* Input

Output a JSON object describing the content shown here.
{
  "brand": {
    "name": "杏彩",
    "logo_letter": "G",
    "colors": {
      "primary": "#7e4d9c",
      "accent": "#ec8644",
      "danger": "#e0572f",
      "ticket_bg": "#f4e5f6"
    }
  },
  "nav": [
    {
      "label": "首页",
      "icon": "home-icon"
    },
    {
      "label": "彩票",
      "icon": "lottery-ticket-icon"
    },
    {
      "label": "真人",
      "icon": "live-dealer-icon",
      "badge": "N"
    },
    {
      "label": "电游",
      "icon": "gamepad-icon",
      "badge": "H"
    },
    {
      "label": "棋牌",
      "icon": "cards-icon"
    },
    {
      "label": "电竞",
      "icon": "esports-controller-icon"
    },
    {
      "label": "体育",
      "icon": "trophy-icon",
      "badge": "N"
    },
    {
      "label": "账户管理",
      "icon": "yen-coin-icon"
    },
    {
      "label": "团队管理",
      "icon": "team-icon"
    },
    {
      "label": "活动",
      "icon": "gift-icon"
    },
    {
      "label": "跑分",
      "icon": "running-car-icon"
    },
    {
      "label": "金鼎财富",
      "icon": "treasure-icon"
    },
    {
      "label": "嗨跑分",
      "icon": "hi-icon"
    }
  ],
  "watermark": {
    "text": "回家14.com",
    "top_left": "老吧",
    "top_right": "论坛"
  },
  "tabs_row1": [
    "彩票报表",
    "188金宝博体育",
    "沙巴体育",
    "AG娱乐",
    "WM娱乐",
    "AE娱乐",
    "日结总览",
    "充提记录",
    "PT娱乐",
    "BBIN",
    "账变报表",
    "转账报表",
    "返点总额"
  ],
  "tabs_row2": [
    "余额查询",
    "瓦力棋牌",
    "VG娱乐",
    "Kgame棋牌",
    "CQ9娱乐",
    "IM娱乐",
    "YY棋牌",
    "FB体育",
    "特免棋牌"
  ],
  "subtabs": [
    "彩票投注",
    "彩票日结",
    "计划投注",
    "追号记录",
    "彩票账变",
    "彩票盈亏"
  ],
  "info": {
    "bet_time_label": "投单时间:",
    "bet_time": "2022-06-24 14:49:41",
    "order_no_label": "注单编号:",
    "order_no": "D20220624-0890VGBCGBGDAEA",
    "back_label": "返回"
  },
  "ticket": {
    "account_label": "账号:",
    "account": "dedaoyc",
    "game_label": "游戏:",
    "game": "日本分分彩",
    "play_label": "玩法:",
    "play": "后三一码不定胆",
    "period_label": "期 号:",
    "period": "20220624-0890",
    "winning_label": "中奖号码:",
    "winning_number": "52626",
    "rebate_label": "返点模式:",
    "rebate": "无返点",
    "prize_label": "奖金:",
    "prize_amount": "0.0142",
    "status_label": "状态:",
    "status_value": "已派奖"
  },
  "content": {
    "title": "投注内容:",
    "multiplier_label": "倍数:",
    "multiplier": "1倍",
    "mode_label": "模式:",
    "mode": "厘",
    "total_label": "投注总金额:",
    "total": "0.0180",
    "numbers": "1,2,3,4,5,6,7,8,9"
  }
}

* Stated goal
Copy all data exactly, start to finish.

* Completed exercise
Output a JSON object describing the content shown here.
{
  "brand": {
    "name": "杏彩",
    "logo_letter": "G",
    "colors": {
      "primary": "#7e4d9c",
      "accent": "#ec8644",
      "danger": "#e0572f",
      "ticket_bg": "#f4e5f6"
    }
  },
  "nav": [
    {
      "label": "首页",
      "icon": "home-icon"
    },
    {
      "label": "彩票",
      "icon": "lottery-ticket-icon"
    },
    {
      "label": "真人",
      "icon": "live-dealer-icon",
      "badge": "N"
    },
    {
      "label": "电游",
      "icon": "gamepad-icon",
      "badge": "H"
    },
    {
      "label": "棋牌",
      "icon": "cards-icon"
    },
    {
      "label": "电竞",
      "icon": "esports-controller-icon"
    },
    {
      "label": "体育",
      "icon": "trophy-icon",
      "badge": "N"
    },
    {
      "label": "账户管理",
      "icon": "yen-coin-icon"
    },
    {
      "label": "团队管理",
      "icon": "team-icon"
    },
    {
      "label": "活动",
      "icon": "gift-icon"
    },
    {
      "label": "跑分",
      "icon": "running-car-icon"
    },
    {
      "label": "金鼎财富",
      "icon": "treasure-icon"
    },
    {
      "label": "嗨跑分",
      "icon": "hi-icon"
    }
  ],
  "watermark": {
    "text": "回家14.com",
    "top_left": "老吧",
    "top_right": "论坛"
  },
  "tabs_row1": [
    "彩票报表",
    "188金宝博体育",
    "沙巴体育",
    "AG娱乐",
    "WM娱乐",
    "AE娱乐",
    "日结总览",
    "充提记录",
    "PT娱乐",
    "BBIN",
    "账变报表",
    "转账报表",
    "返点总额"
  ],
  "tabs_row2": [
    "余额查询",
    "瓦力棋牌",
    "VG娱乐",
    "Kgame棋牌",
    "CQ9娱乐",
    "IM娱乐",
    "YY棋牌",
    "FB体育",
    "特免棋牌"
  ],
  "subtabs": [
    "彩票投注",
    "彩票日结",
    "计划投注",
    "追号记录",
    "彩票账变",
    "彩票盈亏"
  ],
  "info": {
    "bet_time_label": "投单时间:",
    "bet_time": "2022-06-24 14:49:41",
    "order_no_label": "注单编号:",
    "order_no": "D20220624-0890VGBCGBGDAEA",
    "back_label": "返回"
  },
  "ticket": {
    "account_label": "账号:",
    "account": "dedaoyc",
    "game_label": "游戏:",
    "game": "日本分分彩",
    "play_label": "玩法:",
    "play": "后三一码不定胆",
    "period_label": "期 号:",
    "period": "20220624-0890",
    "winning_label": "中奖号码:",
    "winning_number": "52626",
    "rebate_label": "返点模式:",
    "rebate": "无返点",
    "prize_label": "奖金:",
    "prize_amount": "0.0142",
    "status_label": "状态:",
    "status_value": "已派奖"
  },
  "content": {
    "title": "投注内容:",
    "multiplier_label": "倍数:",
    "multiplier": "1倍",
    "mode_label": "模式:",
    "mode": "厘",
    "total_label": "投注总金额:",
    "total": "0.0180",
    "numbers": "1,2,3,4,5,6,7,8,9"
  }
}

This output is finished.